# start of Recorded information

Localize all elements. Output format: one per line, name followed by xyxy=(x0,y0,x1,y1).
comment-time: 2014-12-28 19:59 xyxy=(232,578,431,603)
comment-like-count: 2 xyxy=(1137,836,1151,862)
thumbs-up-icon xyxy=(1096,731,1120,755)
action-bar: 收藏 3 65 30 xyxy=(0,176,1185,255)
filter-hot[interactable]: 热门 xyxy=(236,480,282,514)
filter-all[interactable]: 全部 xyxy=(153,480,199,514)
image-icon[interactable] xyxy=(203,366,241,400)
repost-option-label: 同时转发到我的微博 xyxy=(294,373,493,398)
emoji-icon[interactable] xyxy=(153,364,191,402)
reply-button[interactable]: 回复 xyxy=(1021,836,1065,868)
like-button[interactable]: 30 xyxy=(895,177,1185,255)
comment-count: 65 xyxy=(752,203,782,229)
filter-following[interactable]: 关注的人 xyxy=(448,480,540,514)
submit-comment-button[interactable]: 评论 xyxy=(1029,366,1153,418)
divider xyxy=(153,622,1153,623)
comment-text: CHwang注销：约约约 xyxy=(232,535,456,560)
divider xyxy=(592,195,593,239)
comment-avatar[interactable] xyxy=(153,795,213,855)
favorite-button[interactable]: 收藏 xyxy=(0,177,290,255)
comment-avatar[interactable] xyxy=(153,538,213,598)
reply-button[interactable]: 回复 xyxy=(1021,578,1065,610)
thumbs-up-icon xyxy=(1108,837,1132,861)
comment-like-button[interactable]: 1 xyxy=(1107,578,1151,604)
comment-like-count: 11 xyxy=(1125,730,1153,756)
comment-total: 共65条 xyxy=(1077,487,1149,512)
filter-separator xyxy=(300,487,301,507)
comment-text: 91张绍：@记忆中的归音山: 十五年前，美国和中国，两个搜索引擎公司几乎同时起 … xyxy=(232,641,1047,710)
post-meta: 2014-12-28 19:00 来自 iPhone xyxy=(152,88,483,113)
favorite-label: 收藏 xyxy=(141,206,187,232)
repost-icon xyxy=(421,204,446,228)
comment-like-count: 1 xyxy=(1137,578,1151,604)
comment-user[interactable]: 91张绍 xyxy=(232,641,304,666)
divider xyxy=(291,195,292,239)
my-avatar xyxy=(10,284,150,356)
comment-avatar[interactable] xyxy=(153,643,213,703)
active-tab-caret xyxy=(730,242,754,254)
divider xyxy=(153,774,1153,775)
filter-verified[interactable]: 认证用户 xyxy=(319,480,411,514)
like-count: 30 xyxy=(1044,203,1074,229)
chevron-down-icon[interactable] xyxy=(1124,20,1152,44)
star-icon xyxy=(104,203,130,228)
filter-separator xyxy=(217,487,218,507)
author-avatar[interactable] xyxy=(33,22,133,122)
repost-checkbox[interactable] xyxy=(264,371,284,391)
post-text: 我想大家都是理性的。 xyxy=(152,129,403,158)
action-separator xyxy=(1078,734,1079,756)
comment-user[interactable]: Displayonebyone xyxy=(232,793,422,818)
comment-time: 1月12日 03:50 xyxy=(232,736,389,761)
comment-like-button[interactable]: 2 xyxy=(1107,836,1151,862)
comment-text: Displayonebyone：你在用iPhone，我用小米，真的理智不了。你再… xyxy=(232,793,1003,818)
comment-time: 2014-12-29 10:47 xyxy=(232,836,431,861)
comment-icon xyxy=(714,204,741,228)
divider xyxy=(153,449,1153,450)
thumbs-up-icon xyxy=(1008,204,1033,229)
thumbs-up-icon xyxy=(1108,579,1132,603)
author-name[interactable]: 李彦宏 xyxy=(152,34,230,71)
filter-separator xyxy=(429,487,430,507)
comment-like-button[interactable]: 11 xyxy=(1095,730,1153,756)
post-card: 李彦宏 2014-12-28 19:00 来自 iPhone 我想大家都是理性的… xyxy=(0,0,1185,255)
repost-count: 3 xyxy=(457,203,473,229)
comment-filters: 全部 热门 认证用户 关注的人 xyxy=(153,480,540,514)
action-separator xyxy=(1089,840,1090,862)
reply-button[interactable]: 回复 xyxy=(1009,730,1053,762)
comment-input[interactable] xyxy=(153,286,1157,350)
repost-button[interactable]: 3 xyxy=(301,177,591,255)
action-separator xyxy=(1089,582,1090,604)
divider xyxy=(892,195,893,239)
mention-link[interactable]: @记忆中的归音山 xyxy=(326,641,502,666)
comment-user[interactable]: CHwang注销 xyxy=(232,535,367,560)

# end of Recorded information

Exercise goal:
Convert every line of the listing above into a JSON array of strings, with one string per line and any blank lines omitted.

Solution to the problem:
[
  "Localize all elements. Output format: one per line, name followed by xyxy=(x0,y0,x1,y1).",
  "comment-time: 2014-12-28 19:59 xyxy=(232,578,431,603)",
  "comment-like-count: 2 xyxy=(1137,836,1151,862)",
  "thumbs-up-icon xyxy=(1096,731,1120,755)",
  "action-bar: 收藏 3 65 30 xyxy=(0,176,1185,255)",
  "filter-hot[interactable]: 热门 xyxy=(236,480,282,514)",
  "filter-all[interactable]: 全部 xyxy=(153,480,199,514)",
  "image-icon[interactable] xyxy=(203,366,241,400)",
  "repost-option-label: 同时转发到我的微博 xyxy=(294,373,493,398)",
  "emoji-icon[interactable] xyxy=(153,364,191,402)",
  "reply-button[interactable]: 回复 xyxy=(1021,836,1065,868)",
  "like-button[interactable]: 30 xyxy=(895,177,1185,255)",
  "comment-count: 65 xyxy=(752,203,782,229)",
  "filter-following[interactable]: 关注的人 xyxy=(448,480,540,514)",
  "submit-comment-button[interactable]: 评论 xyxy=(1029,366,1153,418)",
  "divider xyxy=(153,622,1153,623)",
  "comment-text: CHwang注销：约约约 xyxy=(232,535,456,560)",
  "divider xyxy=(592,195,593,239)",
  "comment-avatar[interactable] xyxy=(153,795,213,855)",
  "favorite-button[interactable]: 收藏 xyxy=(0,177,290,255)",
  "comment-avatar[interactable] xyxy=(153,538,213,598)",
  "reply-button[interactable]: 回复 xyxy=(1021,578,1065,610)",
  "thumbs-up-icon xyxy=(1108,837,1132,861)",
  "comment-like-button[interactable]: 1 xyxy=(1107,578,1151,604)",
  "comment-like-count: 11 xyxy=(1125,730,1153,756)",
  "comment-total: 共65条 xyxy=(1077,487,1149,512)",
  "filter-separator xyxy=(300,487,301,507)",
  "comment-text: 91张绍：@记忆中的归音山: 十五年前，美国和中国，两个搜索引擎公司几乎同时起 … xyxy=(232,641,1047,710)",
  "post-meta: 2014-12-28 19:00 来自 iPhone xyxy=(152,88,483,113)",
  "favorite-label: 收藏 xyxy=(141,206,187,232)",
  "repost-icon xyxy=(421,204,446,228)",
  "comment-like-count: 1 xyxy=(1137,578,1151,604)",
  "comment-user[interactable]: 91张绍 xyxy=(232,641,304,666)",
  "divider xyxy=(291,195,292,239)",
  "my-avatar xyxy=(10,284,150,356)",
  "comment-avatar[interactable] xyxy=(153,643,213,703)",
  "active-tab-caret xyxy=(730,242,754,254)",
  "divider xyxy=(153,774,1153,775)",
  "filter-verified[interactable]: 认证用户 xyxy=(319,480,411,514)",
  "like-count: 30 xyxy=(1044,203,1074,229)",
  "chevron-down-icon[interactable] xyxy=(1124,20,1152,44)",
  "star-icon xyxy=(104,203,130,228)",
  "filter-separator xyxy=(217,487,218,507)",
  "author-avatar[interactable] xyxy=(33,22,133,122)",
  "repost-checkbox[interactable] xyxy=(264,371,284,391)",
  "post-text: 我想大家都是理性的。 xyxy=(152,129,403,158)",
  "action-separator xyxy=(1078,734,1079,756)",
  "comment-user[interactable]: Displayonebyone xyxy=(232,793,422,818)",
  "comment-time: 1月12日 03:50 xyxy=(232,736,389,761)",
  "comment-like-button[interactable]: 2 xyxy=(1107,836,1151,862)",
  "comment-text: Displayonebyone：你在用iPhone，我用小米，真的理智不了。你再… xyxy=(232,793,1003,818)",
  "comment-time: 2014-12-29 10:47 xyxy=(232,836,431,861)",
  "comment-icon xyxy=(714,204,741,228)",
  "divider xyxy=(153,449,1153,450)",
  "thumbs-up-icon xyxy=(1008,204,1033,229)",
  "thumbs-up-icon xyxy=(1108,579,1132,603)",
  "author-name[interactable]: 李彦宏 xyxy=(152,34,230,71)",
  "filter-separator xyxy=(429,487,430,507)",
  "comment-like-button[interactable]: 11 xyxy=(1095,730,1153,756)",
  "post-card: 李彦宏 2014-12-28 19:00 来自 iPhone 我想大家都是理性的… xyxy=(0,0,1185,255)",
  "repost-count: 3 xyxy=(457,203,473,229)",
  "comment-filters: 全部 热门 认证用户 关注的人 xyxy=(153,480,540,514)",
  "action-separator xyxy=(1089,840,1090,862)",
  "reply-button[interactable]: 回复 xyxy=(1009,730,1053,762)",
  "comment-input[interactable] xyxy=(153,286,1157,350)",
  "repost-button[interactable]: 3 xyxy=(301,177,591,255)",
  "action-separator xyxy=(1089,582,1090,604)",
  "divider xyxy=(892,195,893,239)",
  "mention-link[interactable]: @记忆中的归音山 xyxy=(326,641,502,666)",
  "comment-user[interactable]: CHwang注销 xyxy=(232,535,367,560)"
]